◆ Task instructions ◆
Extract every line below that contains the word "charge".

** Start of Supplied data **

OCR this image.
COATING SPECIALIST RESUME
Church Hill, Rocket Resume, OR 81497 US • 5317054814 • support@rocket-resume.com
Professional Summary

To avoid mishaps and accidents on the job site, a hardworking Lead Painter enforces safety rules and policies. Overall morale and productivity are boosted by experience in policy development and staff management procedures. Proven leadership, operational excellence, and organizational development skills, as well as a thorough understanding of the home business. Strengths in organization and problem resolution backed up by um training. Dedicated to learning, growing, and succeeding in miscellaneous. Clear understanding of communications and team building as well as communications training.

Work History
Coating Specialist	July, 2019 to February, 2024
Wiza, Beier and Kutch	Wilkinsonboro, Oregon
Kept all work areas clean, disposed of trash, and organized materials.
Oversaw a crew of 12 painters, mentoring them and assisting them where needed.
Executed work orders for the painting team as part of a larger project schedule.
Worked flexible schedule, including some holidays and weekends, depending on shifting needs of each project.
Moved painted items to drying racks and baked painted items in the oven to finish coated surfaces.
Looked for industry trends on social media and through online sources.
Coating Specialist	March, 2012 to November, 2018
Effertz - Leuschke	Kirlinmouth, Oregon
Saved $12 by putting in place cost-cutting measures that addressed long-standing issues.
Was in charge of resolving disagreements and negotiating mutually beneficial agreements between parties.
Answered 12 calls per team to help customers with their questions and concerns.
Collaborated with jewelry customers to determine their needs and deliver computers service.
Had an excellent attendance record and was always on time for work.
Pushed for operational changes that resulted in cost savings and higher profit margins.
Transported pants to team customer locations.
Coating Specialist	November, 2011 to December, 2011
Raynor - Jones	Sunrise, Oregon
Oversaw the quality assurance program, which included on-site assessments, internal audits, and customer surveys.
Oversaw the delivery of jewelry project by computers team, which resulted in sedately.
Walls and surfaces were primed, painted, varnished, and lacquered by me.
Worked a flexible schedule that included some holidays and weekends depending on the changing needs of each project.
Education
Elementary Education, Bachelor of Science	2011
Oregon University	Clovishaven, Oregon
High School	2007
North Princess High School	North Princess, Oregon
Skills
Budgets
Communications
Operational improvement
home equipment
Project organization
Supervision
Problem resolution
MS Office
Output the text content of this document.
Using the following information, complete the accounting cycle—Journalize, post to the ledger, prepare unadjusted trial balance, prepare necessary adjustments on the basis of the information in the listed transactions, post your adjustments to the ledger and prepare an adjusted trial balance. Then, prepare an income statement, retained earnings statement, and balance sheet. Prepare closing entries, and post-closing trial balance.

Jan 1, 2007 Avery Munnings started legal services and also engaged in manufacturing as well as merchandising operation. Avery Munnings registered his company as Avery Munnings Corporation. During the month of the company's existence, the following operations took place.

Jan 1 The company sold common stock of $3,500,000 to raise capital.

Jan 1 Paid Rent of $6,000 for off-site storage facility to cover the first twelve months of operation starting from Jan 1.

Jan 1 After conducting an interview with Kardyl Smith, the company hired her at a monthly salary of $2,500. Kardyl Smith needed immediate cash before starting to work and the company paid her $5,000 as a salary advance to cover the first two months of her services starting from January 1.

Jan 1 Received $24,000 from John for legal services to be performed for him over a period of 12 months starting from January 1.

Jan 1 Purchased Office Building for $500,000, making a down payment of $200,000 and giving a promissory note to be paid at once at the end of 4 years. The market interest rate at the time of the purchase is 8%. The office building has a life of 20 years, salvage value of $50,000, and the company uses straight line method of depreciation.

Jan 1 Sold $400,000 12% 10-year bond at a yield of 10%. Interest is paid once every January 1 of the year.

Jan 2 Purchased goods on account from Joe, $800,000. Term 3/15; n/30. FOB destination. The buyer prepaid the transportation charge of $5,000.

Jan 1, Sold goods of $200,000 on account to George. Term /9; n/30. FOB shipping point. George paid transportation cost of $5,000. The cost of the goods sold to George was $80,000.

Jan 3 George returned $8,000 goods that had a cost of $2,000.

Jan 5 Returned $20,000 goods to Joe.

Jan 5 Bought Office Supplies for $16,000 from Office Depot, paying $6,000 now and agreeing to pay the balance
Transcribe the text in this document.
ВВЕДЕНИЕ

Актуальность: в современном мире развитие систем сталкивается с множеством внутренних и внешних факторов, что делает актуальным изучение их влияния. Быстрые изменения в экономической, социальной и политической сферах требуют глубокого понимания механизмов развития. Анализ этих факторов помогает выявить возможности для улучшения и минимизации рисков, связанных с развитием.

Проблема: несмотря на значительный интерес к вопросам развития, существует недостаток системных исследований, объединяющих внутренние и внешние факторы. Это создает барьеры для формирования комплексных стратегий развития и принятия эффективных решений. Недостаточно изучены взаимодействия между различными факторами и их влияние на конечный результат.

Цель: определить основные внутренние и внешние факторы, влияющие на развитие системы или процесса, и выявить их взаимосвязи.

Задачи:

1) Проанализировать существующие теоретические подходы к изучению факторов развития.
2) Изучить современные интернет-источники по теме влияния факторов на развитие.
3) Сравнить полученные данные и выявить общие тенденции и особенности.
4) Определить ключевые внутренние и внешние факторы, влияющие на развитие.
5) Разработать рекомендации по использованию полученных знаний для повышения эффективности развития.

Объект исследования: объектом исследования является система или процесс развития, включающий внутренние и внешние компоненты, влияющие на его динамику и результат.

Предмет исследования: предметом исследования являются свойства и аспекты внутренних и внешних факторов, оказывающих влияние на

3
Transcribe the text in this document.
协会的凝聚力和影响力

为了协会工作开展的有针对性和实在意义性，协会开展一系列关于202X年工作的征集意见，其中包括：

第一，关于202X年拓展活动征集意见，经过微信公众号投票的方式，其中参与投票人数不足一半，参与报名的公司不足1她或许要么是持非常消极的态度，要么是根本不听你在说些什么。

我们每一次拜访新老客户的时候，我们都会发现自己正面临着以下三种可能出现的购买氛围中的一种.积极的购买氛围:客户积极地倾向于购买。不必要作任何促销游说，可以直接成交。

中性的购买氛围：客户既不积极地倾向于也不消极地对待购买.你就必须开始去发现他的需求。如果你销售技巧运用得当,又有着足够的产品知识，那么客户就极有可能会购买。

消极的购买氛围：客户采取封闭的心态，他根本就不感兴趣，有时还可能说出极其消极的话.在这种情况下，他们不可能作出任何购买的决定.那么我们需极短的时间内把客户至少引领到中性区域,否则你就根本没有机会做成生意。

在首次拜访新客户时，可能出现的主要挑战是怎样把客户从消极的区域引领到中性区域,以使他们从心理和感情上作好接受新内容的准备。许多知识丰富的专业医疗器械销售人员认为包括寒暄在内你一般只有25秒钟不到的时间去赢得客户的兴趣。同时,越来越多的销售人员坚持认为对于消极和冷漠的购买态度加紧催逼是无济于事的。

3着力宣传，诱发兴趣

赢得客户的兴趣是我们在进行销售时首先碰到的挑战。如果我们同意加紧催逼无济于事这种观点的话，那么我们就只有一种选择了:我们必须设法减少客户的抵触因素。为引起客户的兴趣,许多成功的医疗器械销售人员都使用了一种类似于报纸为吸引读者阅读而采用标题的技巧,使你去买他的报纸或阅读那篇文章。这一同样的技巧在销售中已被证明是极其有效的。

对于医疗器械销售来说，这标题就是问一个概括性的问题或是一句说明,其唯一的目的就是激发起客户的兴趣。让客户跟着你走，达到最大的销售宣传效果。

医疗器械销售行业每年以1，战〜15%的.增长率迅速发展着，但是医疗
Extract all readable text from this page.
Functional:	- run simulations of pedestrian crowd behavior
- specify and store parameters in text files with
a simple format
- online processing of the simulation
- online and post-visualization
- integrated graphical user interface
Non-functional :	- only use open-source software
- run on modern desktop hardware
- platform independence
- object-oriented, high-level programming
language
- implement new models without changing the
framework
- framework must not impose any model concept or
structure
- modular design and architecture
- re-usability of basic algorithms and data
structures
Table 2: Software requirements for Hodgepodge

** End of Supplied data **

◆ Completed exercise ◆
Was in charge of resolving disagreements and negotiating mutually beneficial agreements between parties.
Jan 2 Purchased goods on account from Joe, $800,000. Term 3/15; n/30. FOB destination. The buyer prepaid the transportation charge of $5,000.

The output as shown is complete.